*Exercise aim*: Look through the data and write out every line with the word "dealers" in it.

Dataset entries
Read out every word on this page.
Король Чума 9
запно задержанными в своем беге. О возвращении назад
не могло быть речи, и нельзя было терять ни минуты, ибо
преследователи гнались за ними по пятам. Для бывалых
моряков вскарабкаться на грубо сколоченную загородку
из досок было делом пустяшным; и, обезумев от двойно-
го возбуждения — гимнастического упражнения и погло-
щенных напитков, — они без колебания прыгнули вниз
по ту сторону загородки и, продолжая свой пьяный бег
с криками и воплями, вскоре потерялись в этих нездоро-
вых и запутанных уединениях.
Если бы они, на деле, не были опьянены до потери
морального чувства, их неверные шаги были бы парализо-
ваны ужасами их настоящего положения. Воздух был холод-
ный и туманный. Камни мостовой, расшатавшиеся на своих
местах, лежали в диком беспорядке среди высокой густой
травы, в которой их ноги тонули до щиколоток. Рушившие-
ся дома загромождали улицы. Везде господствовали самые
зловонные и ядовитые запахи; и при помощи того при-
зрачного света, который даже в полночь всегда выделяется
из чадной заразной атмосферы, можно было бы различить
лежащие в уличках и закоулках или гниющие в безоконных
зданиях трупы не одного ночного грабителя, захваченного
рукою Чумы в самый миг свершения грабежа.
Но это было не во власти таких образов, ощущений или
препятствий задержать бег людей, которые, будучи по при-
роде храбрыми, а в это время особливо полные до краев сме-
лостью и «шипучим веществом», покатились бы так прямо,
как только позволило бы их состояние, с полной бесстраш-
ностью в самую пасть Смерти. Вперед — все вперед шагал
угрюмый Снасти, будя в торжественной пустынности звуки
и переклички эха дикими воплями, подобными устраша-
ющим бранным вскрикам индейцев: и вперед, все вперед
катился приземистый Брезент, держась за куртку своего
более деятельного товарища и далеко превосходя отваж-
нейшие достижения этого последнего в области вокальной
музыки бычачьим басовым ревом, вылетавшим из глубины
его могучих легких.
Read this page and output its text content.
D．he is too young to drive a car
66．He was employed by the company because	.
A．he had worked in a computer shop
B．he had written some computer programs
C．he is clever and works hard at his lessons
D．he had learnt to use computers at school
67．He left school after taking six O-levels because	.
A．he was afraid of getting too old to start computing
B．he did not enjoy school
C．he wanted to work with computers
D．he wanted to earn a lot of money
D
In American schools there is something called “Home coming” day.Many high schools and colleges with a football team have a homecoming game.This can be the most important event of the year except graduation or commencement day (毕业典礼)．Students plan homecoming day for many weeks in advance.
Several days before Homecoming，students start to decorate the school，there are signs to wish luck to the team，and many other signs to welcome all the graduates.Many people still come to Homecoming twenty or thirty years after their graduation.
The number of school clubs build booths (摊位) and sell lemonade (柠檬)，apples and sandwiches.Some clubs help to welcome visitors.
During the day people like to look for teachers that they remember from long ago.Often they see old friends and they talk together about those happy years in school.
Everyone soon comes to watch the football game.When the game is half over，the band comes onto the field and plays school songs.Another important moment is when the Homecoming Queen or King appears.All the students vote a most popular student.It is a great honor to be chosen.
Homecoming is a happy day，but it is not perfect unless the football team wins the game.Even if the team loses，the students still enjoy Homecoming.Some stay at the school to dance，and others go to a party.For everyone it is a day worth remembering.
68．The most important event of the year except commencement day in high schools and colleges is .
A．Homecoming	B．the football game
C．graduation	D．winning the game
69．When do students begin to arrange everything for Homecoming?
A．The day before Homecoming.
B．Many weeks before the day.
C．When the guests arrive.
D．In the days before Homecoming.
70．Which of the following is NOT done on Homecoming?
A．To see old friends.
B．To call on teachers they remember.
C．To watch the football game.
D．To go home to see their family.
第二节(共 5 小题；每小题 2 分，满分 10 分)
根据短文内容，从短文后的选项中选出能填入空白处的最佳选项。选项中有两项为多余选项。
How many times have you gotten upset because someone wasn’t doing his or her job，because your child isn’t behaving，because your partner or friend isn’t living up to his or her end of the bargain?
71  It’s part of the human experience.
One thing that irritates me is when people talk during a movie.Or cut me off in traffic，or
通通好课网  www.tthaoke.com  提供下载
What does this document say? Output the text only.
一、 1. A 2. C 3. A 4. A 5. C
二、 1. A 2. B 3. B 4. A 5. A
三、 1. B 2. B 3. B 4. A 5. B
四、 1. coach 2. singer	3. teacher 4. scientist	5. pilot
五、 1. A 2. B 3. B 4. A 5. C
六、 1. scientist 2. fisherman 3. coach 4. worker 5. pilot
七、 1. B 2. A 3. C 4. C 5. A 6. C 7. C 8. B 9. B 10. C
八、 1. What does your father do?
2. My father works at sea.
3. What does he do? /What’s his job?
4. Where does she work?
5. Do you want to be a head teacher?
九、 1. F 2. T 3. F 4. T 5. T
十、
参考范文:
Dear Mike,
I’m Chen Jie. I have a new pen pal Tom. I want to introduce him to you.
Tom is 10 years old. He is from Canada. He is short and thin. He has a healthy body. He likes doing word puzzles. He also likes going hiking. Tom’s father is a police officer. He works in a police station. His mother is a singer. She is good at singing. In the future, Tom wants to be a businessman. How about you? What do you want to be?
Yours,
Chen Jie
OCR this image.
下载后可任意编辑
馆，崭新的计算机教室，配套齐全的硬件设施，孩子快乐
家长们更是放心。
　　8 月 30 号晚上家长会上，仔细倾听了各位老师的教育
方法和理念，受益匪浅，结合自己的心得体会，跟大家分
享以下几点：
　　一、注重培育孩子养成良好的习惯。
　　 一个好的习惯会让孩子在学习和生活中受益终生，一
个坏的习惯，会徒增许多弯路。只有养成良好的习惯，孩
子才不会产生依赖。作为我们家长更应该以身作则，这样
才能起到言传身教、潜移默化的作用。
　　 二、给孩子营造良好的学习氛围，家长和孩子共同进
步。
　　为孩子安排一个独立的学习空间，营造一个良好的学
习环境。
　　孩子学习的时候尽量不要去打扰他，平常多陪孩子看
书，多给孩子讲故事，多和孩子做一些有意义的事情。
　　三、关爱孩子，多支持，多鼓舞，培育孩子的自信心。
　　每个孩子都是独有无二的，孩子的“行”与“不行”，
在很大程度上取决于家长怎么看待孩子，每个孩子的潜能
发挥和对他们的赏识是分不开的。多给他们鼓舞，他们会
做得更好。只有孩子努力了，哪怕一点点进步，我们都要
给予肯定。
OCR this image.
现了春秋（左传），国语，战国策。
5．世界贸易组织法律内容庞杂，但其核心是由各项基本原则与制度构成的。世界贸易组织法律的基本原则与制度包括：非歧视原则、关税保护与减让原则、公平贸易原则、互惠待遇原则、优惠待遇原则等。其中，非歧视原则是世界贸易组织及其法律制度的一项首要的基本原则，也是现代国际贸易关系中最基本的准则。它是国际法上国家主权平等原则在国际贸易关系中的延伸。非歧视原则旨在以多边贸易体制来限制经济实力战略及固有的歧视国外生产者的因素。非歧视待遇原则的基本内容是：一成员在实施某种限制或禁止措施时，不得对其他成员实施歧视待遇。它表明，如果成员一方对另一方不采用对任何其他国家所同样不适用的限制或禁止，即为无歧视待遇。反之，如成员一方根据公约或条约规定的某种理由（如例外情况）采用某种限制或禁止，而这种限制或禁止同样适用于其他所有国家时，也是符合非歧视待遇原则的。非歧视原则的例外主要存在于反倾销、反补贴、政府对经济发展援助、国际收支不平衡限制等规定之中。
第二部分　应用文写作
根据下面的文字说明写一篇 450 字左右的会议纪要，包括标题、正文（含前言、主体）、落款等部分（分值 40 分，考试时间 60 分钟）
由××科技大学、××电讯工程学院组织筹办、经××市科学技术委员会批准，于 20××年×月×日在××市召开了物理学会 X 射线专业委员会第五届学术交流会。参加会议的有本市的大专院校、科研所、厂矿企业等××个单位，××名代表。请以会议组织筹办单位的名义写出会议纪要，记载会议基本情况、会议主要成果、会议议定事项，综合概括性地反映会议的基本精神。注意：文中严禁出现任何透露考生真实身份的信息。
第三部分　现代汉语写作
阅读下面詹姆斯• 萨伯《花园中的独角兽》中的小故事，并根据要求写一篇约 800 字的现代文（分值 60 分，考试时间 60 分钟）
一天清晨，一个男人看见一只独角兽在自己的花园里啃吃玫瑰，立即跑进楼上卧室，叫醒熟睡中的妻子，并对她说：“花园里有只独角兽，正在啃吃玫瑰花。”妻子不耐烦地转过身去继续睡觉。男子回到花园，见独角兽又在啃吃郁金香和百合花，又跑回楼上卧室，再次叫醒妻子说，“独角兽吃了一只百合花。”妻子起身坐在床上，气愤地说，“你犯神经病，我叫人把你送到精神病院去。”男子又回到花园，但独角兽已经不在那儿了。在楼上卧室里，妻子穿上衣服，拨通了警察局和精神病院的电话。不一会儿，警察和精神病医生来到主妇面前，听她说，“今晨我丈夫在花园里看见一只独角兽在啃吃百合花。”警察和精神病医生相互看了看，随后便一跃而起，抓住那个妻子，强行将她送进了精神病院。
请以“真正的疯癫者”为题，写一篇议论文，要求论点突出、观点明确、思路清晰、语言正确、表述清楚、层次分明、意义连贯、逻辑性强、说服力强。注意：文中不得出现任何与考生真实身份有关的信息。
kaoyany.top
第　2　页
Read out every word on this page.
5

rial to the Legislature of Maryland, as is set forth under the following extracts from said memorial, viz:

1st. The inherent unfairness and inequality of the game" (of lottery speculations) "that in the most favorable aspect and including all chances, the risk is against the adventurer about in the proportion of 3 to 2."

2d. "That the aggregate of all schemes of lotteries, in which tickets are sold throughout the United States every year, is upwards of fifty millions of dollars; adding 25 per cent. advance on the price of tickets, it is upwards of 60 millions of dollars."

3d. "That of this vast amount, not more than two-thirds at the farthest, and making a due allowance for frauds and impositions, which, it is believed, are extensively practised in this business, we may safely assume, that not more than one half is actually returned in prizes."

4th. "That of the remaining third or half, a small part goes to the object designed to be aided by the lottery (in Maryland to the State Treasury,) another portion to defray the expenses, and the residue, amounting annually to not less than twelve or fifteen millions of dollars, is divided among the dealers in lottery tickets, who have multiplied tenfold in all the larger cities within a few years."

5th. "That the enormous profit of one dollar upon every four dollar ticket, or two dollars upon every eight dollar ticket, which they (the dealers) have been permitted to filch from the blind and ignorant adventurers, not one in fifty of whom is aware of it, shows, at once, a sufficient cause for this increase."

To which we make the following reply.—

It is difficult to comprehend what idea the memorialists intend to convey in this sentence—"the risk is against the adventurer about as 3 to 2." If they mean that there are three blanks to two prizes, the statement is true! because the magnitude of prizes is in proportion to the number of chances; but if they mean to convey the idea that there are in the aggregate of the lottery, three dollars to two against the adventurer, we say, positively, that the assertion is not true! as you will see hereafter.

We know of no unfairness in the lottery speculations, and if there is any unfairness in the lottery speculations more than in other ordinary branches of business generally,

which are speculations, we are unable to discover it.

*Result below*:
4th. "That of the remaining third or half, a small part goes to the object designed to be aided by the lottery (in Maryland to the State Treasury,) another portion to defray the expenses, and the residue, amounting annually to not less than twelve or fifteen millions of dollars, is divided among the dealers in lottery tickets, who have multiplied tenfold in all the larger cities within a few years."
5th. "That the enormous profit of one dollar upon every four dollar ticket, or two dollars upon every eight dollar ticket, which they (the dealers) have been permitted to filch from the blind and ignorant adventurers, not one in fifty of whom is aware of it, shows, at once, a sufficient cause for this increase."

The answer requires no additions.